(Exercise text)

To the point on the inferred association made by the Copyright Office never being directly tested by the courts (paraphrased).
Well that's not entirely accurate.

While its true, to the best of my knowledge, that no foreign government has sought legal relief either way in the U.S. courts over copyright concerning their official works, many local and State governments have addressed (then readdressed) this in the courts - in spite of the 'Wheaton-Public Policy' guiding principle remaining sound. Keeping in mind that at some point in history (believe it started with the 1909 Copyright Act), the Federal government was ejected from this debate entirely with the enactment of the blanket provision covering all works authored by any Federal employee (codified today as 17 U.S.C. 105), all that the relevant court rulings managed to accomplish here was the speedied nationalization/localization of what some think was an insider's monopolistic publishing scheme, unfairly contracted out to chronicle the key areas of governance for a tidy sum in return. Nobody was rioting in the streets demanding copies of the local building codes or anything as noble as that.

(End Exercise text)

▸ **Exercise instructions**
**a.** Translate this sentence from the comment on copyright in government works into Spanish: "Nobody was rioting in the streets demanding copies of the local building codes or anything as noble as that."
**b.** Answer these questions from the comment on copyright in government works:
(i) How does the comment judge the point that the Copyright Office's inferred association was never directly tested by the courts?
(ii) With which act does the comment believe the Federal government's exclusion from the debate started?
(iii) Under what citation is the provision covering works by Federal employees codified today?
**c.** Reproduce the passage of the comment on copyright in government works starting at "To the point" and ending at "not entirely accurate.".

(Source material)

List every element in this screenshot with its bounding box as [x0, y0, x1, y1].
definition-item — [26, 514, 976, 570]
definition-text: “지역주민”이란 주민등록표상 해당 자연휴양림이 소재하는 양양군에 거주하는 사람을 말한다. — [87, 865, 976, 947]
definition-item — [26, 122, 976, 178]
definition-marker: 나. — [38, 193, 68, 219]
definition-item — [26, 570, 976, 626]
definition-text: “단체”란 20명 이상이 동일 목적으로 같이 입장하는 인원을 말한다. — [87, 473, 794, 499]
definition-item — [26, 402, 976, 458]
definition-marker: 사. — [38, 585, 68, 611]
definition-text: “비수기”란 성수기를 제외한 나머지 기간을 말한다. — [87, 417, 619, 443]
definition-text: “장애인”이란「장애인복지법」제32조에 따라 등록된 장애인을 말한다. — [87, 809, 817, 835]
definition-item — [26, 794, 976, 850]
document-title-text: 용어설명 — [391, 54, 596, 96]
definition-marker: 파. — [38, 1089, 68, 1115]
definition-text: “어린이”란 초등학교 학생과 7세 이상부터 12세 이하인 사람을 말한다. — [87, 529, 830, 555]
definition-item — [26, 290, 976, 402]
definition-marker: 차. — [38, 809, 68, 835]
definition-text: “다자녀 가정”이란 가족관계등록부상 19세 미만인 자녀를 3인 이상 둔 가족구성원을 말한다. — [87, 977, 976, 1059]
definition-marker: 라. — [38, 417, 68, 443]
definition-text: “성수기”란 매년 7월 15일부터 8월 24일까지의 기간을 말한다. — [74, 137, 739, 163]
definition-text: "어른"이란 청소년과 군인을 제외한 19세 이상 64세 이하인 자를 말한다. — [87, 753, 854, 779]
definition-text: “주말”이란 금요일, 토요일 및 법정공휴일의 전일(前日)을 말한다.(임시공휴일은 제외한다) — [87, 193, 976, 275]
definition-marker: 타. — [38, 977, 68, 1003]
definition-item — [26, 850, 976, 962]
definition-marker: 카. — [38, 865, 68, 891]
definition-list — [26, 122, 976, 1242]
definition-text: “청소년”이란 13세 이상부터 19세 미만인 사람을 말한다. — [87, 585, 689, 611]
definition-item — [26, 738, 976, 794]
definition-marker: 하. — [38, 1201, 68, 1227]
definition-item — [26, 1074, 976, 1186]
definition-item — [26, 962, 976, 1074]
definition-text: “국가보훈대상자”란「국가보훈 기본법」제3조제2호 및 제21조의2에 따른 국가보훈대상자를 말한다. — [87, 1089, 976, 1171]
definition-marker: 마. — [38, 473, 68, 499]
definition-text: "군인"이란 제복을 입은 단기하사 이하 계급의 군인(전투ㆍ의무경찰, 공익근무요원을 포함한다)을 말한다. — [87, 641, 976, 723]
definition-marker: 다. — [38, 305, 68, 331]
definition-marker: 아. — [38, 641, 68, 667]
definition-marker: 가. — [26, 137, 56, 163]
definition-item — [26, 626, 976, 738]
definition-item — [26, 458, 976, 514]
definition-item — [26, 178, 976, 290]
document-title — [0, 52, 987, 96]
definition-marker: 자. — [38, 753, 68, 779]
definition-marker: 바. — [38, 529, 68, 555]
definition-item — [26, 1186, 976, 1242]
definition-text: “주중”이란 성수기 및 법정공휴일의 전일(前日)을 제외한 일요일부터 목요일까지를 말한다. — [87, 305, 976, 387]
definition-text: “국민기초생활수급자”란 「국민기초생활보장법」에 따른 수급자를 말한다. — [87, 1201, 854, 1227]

(End Source material)

▸ **Responses per task**
**a.** Nadie se estaba amotinando en las calles exigiendo copias de los códigos de construcción locales ni nada tan noble como eso.

**b.**
(i) It says the point is not entirely accurate.
(ii) The 1909 Copyright Act.
(iii) 17 U.S.C. 105.

**c.**
To the point on the inferred association made by the Copyright Office never being directly tested by the courts (paraphrased).
Well that's not entirely accurate.